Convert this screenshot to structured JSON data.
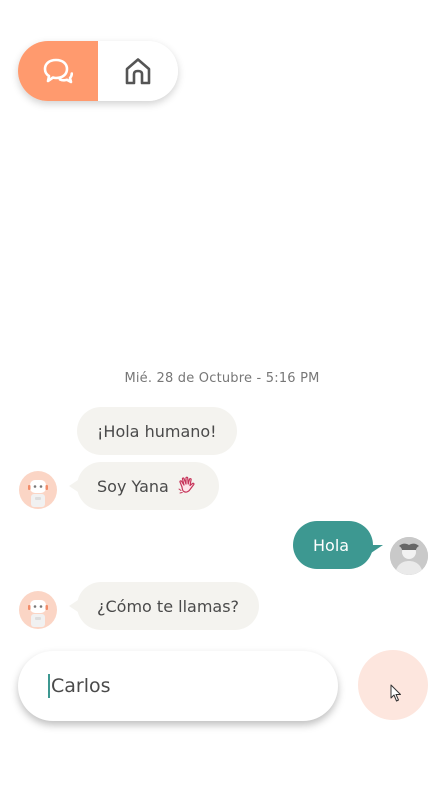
{
  "toggle": {
    "active_icon": "chat-bubbles-icon",
    "inactive_icon": "home-icon",
    "active_color": "#ff9a6e"
  },
  "chat": {
    "timestamp": "Mié. 28 de Octubre - 5:16 PM",
    "messages": [
      {
        "sender": "bot",
        "text": "¡Hola humano!"
      },
      {
        "sender": "bot",
        "text": "Soy Yana",
        "emoji": "waving-hand-icon"
      },
      {
        "sender": "user",
        "text": "Hola"
      },
      {
        "sender": "bot",
        "text": "¿Cómo te llamas?"
      }
    ],
    "bot_bubble_color": "#f4f3ef",
    "user_bubble_color": "#3d9891"
  },
  "composer": {
    "value": "Carlos",
    "send_button_color": "#fde6de"
  }
}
- - - - - - -
## Exercise brief
Show all lines from the records above where the word "icon" occurs.

## Expected answer
    "active_icon": "chat-bubbles-icon",
    "inactive_icon": "home-icon",
        "emoji": "waving-hand-icon"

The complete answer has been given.